## Directions
Omit the pictures from the entries below and retype everything else exactly.

#### Task inputs

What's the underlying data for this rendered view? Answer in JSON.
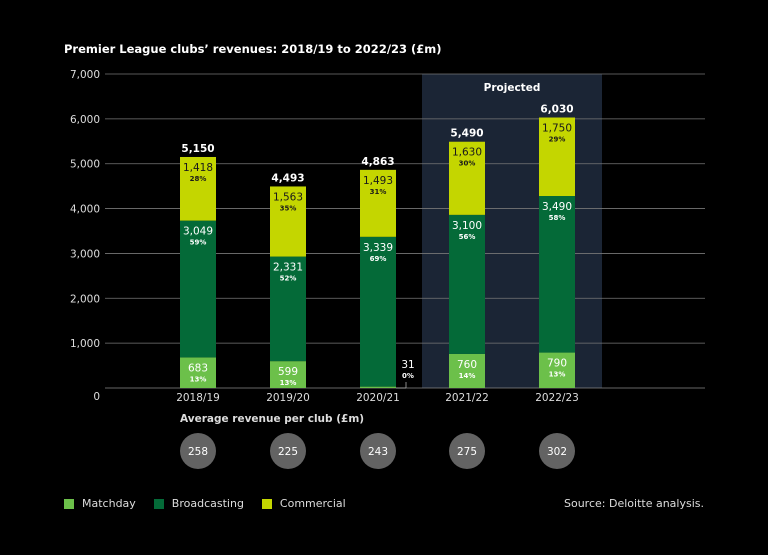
{
  "chart_data": {
    "type": "bar",
    "stacked": true,
    "title": "Premier League clubs’ revenues: 2018/19 to 2022/23 (£m)",
    "categories": [
      "2018/19",
      "2019/20",
      "2020/21",
      "2021/22",
      "2022/23"
    ],
    "series": [
      {
        "name": "Matchday",
        "color": "#6cc04a",
        "values": [
          683,
          599,
          31,
          760,
          790
        ],
        "labels": [
          "683",
          "599",
          "31",
          "760",
          "790"
        ],
        "pct": [
          "13%",
          "13%",
          "0%",
          "14%",
          "13%"
        ]
      },
      {
        "name": "Broadcasting",
        "color": "#046a38",
        "values": [
          3049,
          2331,
          3339,
          3100,
          3490
        ],
        "labels": [
          "3,049",
          "2,331",
          "3,339",
          "3,100",
          "3,490"
        ],
        "pct": [
          "59%",
          "52%",
          "69%",
          "56%",
          "58%"
        ]
      },
      {
        "name": "Commercial",
        "color": "#c4d600",
        "values": [
          1418,
          1563,
          1493,
          1630,
          1750
        ],
        "labels": [
          "1,418",
          "1,563",
          "1,493",
          "1,630",
          "1,750"
        ],
        "pct": [
          "28%",
          "35%",
          "31%",
          "30%",
          "29%"
        ]
      }
    ],
    "totals": [
      "5,150",
      "4,493",
      "4,863",
      "5,490",
      "6,030"
    ],
    "ylim": [
      0,
      7000
    ],
    "yticks": [
      "0",
      "1,000",
      "2,000",
      "3,000",
      "4,000",
      "5,000",
      "6,000",
      "7,000"
    ],
    "grid": true,
    "projected_label": "Projected",
    "projected_categories": [
      "2021/22",
      "2022/23"
    ],
    "legend_position": "bottom-left"
  },
  "avg": {
    "label": "Average revenue per club (£m)",
    "values": [
      "258",
      "225",
      "243",
      "275",
      "302"
    ]
  },
  "legend": [
    "Matchday",
    "Broadcasting",
    "Commercial"
  ],
  "source": "Source: Deloitte analysis."
}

########

## Answer to this task
What's the underlying data for this rendered view? Answer in JSON.
{
  "chart_data": {
    "type": "bar",
    "stacked": true,
    "title": "Premier League clubs’ revenues: 2018/19 to 2022/23 (£m)",
    "categories": [
      "2018/19",
      "2019/20",
      "2020/21",
      "2021/22",
      "2022/23"
    ],
    "series": [
      {
        "name": "Matchday",
        "color": "#6cc04a",
        "values": [
          683,
          599,
          31,
          760,
          790
        ],
        "labels": [
          "683",
          "599",
          "31",
          "760",
          "790"
        ],
        "pct": [
          "13%",
          "13%",
          "0%",
          "14%",
          "13%"
        ]
      },
      {
        "name": "Broadcasting",
        "color": "#046a38",
        "values": [
          3049,
          2331,
          3339,
          3100,
          3490
        ],
        "labels": [
          "3,049",
          "2,331",
          "3,339",
          "3,100",
          "3,490"
        ],
        "pct": [
          "59%",
          "52%",
          "69%",
          "56%",
          "58%"
        ]
      },
      {
        "name": "Commercial",
        "color": "#c4d600",
        "values": [
          1418,
          1563,
          1493,
          1630,
          1750
        ],
        "labels": [
          "1,418",
          "1,563",
          "1,493",
          "1,630",
          "1,750"
        ],
        "pct": [
          "28%",
          "35%",
          "31%",
          "30%",
          "29%"
        ]
      }
    ],
    "totals": [
      "5,150",
      "4,493",
      "4,863",
      "5,490",
      "6,030"
    ],
    "ylim": [
      0,
      7000
    ],
    "yticks": [
      "0",
      "1,000",
      "2,000",
      "3,000",
      "4,000",
      "5,000",
      "6,000",
      "7,000"
    ],
    "grid": true,
    "projected_label": "Projected",
    "projected_categories": [
      "2021/22",
      "2022/23"
    ],
    "legend_position": "bottom-left"
  },
  "avg": {
    "label": "Average revenue per club (£m)",
    "values": [
      "258",
      "225",
      "243",
      "275",
      "302"
    ]
  },
  "legend": [
    "Matchday",
    "Broadcasting",
    "Commercial"
  ],
  "source": "Source: Deloitte analysis."
}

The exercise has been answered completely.